Given request: State the number of lines that hold the string "процедуры", with nothing added.

** start Dataset rows **

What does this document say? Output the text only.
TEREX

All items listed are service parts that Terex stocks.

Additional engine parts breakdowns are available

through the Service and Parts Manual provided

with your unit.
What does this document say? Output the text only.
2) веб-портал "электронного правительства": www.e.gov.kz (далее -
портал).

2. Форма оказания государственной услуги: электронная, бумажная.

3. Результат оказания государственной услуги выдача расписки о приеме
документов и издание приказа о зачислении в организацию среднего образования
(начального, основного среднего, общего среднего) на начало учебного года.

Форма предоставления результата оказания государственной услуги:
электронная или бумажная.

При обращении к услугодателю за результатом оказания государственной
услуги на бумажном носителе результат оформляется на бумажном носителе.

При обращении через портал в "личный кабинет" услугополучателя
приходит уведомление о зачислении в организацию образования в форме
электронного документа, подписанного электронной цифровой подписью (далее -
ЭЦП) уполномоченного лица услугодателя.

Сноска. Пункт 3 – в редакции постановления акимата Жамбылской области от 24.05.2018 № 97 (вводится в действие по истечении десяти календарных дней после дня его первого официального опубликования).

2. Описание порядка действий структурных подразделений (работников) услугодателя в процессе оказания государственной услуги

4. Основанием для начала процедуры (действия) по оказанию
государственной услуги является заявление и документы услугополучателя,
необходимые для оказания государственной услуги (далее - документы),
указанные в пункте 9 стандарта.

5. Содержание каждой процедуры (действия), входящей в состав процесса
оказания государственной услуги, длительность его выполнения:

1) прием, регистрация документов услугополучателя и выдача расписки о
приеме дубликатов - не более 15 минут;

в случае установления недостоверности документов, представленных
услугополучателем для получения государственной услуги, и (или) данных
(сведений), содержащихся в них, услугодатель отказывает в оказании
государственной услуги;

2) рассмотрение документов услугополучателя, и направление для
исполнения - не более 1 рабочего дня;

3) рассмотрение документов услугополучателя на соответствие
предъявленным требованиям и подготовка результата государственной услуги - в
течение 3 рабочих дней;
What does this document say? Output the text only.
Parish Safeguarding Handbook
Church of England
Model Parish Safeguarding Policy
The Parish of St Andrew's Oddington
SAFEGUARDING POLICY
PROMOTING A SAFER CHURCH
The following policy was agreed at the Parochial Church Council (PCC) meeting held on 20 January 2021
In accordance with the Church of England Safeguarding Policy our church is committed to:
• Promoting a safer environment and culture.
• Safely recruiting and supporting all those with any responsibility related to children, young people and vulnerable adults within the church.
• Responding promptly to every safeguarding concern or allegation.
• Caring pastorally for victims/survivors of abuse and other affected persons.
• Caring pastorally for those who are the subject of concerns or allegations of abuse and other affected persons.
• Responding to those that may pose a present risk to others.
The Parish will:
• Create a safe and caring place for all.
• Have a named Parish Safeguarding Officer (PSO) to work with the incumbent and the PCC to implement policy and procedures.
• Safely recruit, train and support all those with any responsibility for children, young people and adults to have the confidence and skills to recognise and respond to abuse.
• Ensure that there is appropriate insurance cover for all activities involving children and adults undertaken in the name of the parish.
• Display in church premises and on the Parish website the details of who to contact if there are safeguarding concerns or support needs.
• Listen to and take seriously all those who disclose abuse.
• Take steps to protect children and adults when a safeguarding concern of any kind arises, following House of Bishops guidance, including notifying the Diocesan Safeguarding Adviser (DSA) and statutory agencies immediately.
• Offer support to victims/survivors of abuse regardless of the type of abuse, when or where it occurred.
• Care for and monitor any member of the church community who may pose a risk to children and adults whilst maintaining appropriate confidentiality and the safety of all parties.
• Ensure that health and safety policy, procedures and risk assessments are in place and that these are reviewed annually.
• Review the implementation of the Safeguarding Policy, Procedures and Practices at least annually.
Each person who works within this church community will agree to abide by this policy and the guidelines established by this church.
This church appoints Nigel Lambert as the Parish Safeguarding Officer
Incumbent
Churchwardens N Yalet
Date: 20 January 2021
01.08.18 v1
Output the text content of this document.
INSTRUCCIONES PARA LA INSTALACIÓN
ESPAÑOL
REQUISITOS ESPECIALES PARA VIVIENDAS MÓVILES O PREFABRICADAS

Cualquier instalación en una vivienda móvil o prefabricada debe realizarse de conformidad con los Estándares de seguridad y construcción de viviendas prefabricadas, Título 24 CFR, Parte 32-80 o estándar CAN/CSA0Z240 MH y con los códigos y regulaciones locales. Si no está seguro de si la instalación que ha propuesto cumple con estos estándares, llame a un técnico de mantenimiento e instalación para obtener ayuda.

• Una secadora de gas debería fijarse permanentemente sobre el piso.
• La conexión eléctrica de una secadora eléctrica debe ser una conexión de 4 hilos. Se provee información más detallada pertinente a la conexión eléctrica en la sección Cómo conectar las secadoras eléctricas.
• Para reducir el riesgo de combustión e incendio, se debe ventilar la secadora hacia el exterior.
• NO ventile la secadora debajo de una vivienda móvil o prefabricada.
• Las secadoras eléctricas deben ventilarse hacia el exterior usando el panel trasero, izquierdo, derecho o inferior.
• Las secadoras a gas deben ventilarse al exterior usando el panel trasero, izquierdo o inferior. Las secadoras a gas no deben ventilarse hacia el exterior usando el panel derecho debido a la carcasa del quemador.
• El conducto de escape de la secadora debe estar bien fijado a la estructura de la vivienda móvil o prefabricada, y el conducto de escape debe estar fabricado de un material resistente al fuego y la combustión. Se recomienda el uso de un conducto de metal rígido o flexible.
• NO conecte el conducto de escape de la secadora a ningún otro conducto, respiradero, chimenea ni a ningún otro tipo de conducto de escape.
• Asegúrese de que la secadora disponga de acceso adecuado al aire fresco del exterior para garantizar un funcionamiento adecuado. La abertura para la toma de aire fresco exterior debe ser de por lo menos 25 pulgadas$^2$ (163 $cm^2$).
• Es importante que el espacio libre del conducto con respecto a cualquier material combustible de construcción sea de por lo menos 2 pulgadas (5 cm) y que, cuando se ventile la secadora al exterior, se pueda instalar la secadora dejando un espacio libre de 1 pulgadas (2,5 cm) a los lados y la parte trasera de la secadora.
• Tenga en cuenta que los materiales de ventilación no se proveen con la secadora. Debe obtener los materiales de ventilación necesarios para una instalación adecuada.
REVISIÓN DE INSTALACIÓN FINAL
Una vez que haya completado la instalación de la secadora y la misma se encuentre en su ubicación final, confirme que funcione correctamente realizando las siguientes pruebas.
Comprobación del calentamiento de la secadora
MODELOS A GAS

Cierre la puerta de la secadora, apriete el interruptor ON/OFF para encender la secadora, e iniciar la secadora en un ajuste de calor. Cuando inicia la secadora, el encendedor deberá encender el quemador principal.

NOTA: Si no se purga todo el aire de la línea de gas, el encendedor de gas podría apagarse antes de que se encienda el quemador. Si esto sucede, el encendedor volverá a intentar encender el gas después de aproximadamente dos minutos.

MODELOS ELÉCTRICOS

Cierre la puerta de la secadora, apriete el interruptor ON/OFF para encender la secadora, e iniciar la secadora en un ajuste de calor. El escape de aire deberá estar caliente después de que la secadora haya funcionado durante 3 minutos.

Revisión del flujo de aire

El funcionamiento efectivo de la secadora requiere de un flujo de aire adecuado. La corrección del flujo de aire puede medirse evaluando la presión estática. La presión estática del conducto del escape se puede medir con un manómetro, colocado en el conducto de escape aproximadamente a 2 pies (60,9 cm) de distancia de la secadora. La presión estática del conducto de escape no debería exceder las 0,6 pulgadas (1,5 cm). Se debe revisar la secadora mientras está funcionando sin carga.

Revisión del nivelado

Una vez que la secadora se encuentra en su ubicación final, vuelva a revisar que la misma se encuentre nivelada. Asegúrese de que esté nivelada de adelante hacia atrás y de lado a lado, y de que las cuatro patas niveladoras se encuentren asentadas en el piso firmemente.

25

** end Dataset rows **

Complete response: 2